Your task = Compute the number of lines that include the string "分钟系统将自动停止录制", then output that number and nothing else.

Saved data entries:
_ _ _ _

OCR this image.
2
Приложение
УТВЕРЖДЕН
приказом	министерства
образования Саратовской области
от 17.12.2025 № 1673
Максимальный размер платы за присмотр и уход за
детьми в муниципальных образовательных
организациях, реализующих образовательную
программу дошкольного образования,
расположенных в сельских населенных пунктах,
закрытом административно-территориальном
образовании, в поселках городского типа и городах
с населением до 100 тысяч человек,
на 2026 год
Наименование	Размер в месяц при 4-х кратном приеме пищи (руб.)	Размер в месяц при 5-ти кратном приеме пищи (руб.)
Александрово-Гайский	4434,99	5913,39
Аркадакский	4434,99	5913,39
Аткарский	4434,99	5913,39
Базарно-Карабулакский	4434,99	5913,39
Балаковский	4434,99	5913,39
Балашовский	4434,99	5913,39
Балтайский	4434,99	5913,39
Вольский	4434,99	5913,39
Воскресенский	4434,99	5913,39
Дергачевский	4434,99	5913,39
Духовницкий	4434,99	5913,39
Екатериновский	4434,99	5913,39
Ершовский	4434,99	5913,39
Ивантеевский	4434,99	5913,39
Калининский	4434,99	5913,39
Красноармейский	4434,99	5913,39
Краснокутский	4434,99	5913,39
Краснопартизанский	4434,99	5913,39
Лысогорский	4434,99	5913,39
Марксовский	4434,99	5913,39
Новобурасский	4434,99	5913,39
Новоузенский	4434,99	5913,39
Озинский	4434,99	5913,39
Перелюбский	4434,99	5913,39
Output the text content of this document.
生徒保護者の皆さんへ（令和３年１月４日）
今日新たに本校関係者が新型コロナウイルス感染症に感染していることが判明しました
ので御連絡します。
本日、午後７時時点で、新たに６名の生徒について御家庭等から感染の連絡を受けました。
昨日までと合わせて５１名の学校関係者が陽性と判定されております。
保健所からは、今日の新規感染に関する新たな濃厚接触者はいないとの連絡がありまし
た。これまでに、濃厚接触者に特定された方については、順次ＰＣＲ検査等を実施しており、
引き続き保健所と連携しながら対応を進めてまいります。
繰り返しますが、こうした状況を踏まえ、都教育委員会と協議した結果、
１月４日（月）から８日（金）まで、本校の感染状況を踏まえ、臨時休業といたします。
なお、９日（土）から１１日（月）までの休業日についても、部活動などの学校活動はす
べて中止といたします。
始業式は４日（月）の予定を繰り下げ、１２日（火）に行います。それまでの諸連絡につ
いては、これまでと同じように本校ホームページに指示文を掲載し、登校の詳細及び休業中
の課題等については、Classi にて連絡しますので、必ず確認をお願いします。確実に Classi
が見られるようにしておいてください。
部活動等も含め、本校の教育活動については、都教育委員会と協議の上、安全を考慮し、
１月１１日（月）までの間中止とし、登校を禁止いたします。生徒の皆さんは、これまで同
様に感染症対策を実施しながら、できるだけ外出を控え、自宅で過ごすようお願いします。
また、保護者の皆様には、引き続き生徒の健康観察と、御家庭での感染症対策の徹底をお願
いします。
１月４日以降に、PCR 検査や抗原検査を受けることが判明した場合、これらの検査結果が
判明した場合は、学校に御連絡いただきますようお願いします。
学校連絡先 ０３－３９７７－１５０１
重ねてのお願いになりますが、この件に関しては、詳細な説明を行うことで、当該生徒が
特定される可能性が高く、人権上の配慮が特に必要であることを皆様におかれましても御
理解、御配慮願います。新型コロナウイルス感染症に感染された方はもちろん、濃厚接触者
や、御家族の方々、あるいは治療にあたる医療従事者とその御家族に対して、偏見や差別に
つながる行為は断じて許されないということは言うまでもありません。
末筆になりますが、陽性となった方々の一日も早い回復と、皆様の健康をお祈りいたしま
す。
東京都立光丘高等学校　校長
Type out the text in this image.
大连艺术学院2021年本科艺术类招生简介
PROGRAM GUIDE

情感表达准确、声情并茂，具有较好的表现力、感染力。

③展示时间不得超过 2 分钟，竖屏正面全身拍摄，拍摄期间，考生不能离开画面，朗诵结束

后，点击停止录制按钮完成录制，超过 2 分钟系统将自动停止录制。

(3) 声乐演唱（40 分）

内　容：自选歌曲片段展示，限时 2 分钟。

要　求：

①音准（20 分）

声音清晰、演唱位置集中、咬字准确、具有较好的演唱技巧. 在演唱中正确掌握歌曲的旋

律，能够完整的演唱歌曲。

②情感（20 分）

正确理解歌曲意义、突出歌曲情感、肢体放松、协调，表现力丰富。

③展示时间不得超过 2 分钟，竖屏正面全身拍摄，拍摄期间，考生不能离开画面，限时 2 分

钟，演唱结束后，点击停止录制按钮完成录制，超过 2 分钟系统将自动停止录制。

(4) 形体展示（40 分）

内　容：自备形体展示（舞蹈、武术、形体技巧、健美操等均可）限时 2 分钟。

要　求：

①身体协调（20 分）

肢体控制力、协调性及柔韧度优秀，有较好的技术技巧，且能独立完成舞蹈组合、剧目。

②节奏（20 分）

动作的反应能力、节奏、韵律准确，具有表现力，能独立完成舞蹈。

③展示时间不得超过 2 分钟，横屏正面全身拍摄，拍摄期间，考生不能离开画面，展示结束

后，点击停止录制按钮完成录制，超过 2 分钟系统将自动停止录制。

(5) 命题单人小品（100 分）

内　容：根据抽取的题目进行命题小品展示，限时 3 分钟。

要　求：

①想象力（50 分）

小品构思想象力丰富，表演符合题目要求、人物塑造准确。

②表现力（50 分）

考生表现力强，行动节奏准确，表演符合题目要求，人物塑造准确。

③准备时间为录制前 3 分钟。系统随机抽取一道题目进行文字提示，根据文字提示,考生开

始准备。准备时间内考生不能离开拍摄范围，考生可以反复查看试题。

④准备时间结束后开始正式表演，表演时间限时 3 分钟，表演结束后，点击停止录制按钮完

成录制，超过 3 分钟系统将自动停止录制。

_ _ _ _

Answer to the task = 4